::: DATA FOR THE TASK :::

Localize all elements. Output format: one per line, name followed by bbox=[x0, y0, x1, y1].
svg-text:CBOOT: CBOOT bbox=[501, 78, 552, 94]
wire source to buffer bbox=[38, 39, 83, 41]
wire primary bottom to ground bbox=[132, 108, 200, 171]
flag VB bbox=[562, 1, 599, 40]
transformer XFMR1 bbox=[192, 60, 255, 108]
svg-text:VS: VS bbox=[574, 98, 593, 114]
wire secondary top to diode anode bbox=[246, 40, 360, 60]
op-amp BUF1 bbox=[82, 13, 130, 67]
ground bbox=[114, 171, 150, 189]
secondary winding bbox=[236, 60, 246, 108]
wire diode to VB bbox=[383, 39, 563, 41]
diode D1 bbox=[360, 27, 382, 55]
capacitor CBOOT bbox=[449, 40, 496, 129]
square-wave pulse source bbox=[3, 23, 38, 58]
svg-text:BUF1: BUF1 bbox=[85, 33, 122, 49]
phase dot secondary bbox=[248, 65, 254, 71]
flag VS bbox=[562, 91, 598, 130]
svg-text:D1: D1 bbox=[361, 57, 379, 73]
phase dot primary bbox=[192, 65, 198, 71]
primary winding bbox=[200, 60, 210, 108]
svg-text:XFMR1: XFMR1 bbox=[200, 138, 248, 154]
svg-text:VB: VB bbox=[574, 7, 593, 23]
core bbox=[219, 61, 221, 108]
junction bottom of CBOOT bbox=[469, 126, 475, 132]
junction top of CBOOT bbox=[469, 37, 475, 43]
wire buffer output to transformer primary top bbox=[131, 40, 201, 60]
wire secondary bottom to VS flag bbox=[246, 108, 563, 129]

:::

AIM OF THE EXERCISE.
Please render the items as a JSON list of strings, one string per line with blank lines left out, covering the part that opens with the first line of the items and closes with the line containing "phase dot secondary bbox=[248, 65, 254, 71]", both ends included.

SOLUTION FOR THIS EXERCISE.
[
  "Localize all elements. Output format: one per line, name followed by bbox=[x0, y0, x1, y1].",
  "svg-text:CBOOT: CBOOT bbox=[501, 78, 552, 94]",
  "wire source to buffer bbox=[38, 39, 83, 41]",
  "wire primary bottom to ground bbox=[132, 108, 200, 171]",
  "flag VB bbox=[562, 1, 599, 40]",
  "transformer XFMR1 bbox=[192, 60, 255, 108]",
  "svg-text:VS: VS bbox=[574, 98, 593, 114]",
  "wire secondary top to diode anode bbox=[246, 40, 360, 60]",
  "op-amp BUF1 bbox=[82, 13, 130, 67]",
  "ground bbox=[114, 171, 150, 189]",
  "secondary winding bbox=[236, 60, 246, 108]",
  "wire diode to VB bbox=[383, 39, 563, 41]",
  "diode D1 bbox=[360, 27, 382, 55]",
  "capacitor CBOOT bbox=[449, 40, 496, 129]",
  "square-wave pulse source bbox=[3, 23, 38, 58]",
  "svg-text:BUF1: BUF1 bbox=[85, 33, 122, 49]",
  "phase dot secondary bbox=[248, 65, 254, 71]"
]